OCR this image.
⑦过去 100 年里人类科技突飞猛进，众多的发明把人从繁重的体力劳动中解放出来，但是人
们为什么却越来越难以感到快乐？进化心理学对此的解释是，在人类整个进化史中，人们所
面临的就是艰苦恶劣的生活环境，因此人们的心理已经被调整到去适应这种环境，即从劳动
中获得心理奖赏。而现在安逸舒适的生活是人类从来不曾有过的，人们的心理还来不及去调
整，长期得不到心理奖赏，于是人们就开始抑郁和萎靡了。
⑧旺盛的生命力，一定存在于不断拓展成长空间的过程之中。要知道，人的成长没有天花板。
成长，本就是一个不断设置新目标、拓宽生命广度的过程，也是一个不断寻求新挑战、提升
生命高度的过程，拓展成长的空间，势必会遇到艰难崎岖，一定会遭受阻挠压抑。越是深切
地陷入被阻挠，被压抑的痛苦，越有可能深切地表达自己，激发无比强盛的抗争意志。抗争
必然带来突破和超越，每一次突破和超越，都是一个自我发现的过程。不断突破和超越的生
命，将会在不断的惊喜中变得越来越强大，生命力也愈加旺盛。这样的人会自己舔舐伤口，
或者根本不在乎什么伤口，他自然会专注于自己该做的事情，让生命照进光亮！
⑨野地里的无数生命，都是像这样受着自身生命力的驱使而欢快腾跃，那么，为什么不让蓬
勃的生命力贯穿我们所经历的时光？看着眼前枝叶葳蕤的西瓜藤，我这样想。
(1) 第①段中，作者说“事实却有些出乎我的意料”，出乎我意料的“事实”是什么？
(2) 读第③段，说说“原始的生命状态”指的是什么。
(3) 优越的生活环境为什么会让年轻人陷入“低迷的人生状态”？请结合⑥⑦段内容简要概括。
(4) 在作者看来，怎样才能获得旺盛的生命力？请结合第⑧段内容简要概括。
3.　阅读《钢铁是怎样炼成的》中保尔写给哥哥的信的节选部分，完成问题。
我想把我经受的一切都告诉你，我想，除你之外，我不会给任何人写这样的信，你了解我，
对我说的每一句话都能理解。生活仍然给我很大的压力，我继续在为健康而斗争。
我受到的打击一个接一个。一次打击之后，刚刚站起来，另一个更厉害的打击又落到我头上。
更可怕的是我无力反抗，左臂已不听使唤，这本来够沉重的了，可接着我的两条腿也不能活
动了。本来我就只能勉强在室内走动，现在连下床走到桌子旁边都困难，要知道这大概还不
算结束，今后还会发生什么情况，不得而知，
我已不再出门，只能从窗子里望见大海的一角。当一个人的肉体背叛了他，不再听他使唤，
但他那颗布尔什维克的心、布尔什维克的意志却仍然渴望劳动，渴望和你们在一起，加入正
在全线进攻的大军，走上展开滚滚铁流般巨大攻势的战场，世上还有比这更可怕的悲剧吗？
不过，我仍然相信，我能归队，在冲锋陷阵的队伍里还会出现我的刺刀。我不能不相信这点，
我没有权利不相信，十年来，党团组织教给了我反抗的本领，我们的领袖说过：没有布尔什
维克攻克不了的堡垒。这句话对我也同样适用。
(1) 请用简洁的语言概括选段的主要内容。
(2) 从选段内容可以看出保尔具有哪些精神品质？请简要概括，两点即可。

········

WHAT YOU SHOULD DO: Extract the full listing and reproduce each line exactly.

TASK RESULT:
OCR this image.
⑦过去 100 年里人类科技突飞猛进，众多的发明把人从繁重的体力劳动中解放出来，但是人
们为什么却越来越难以感到快乐？进化心理学对此的解释是，在人类整个进化史中，人们所
面临的就是艰苦恶劣的生活环境，因此人们的心理已经被调整到去适应这种环境，即从劳动
中获得心理奖赏。而现在安逸舒适的生活是人类从来不曾有过的，人们的心理还来不及去调
整，长期得不到心理奖赏，于是人们就开始抑郁和萎靡了。
⑧旺盛的生命力，一定存在于不断拓展成长空间的过程之中。要知道，人的成长没有天花板。
成长，本就是一个不断设置新目标、拓宽生命广度的过程，也是一个不断寻求新挑战、提升
生命高度的过程，拓展成长的空间，势必会遇到艰难崎岖，一定会遭受阻挠压抑。越是深切
地陷入被阻挠，被压抑的痛苦，越有可能深切地表达自己，激发无比强盛的抗争意志。抗争
必然带来突破和超越，每一次突破和超越，都是一个自我发现的过程。不断突破和超越的生
命，将会在不断的惊喜中变得越来越强大，生命力也愈加旺盛。这样的人会自己舔舐伤口，
或者根本不在乎什么伤口，他自然会专注于自己该做的事情，让生命照进光亮！
⑨野地里的无数生命，都是像这样受着自身生命力的驱使而欢快腾跃，那么，为什么不让蓬
勃的生命力贯穿我们所经历的时光？看着眼前枝叶葳蕤的西瓜藤，我这样想。
(1) 第①段中，作者说“事实却有些出乎我的意料”，出乎我意料的“事实”是什么？
(2) 读第③段，说说“原始的生命状态”指的是什么。
(3) 优越的生活环境为什么会让年轻人陷入“低迷的人生状态”？请结合⑥⑦段内容简要概括。
(4) 在作者看来，怎样才能获得旺盛的生命力？请结合第⑧段内容简要概括。
3.　阅读《钢铁是怎样炼成的》中保尔写给哥哥的信的节选部分，完成问题。
我想把我经受的一切都告诉你，我想，除你之外，我不会给任何人写这样的信，你了解我，
对我说的每一句话都能理解。生活仍然给我很大的压力，我继续在为健康而斗争。
我受到的打击一个接一个。一次打击之后，刚刚站起来，另一个更厉害的打击又落到我头上。
更可怕的是我无力反抗，左臂已不听使唤，这本来够沉重的了，可接着我的两条腿也不能活
动了。本来我就只能勉强在室内走动，现在连下床走到桌子旁边都困难，要知道这大概还不
算结束，今后还会发生什么情况，不得而知，
我已不再出门，只能从窗子里望见大海的一角。当一个人的肉体背叛了他，不再听他使唤，
但他那颗布尔什维克的心、布尔什维克的意志却仍然渴望劳动，渴望和你们在一起，加入正
在全线进攻的大军，走上展开滚滚铁流般巨大攻势的战场，世上还有比这更可怕的悲剧吗？
不过，我仍然相信，我能归队，在冲锋陷阵的队伍里还会出现我的刺刀。我不能不相信这点，
我没有权利不相信，十年来，党团组织教给了我反抗的本领，我们的领袖说过：没有布尔什
维克攻克不了的堡垒。这句话对我也同样适用。
(1) 请用简洁的语言概括选段的主要内容。
(2) 从选段内容可以看出保尔具有哪些精神品质？请简要概括，两点即可。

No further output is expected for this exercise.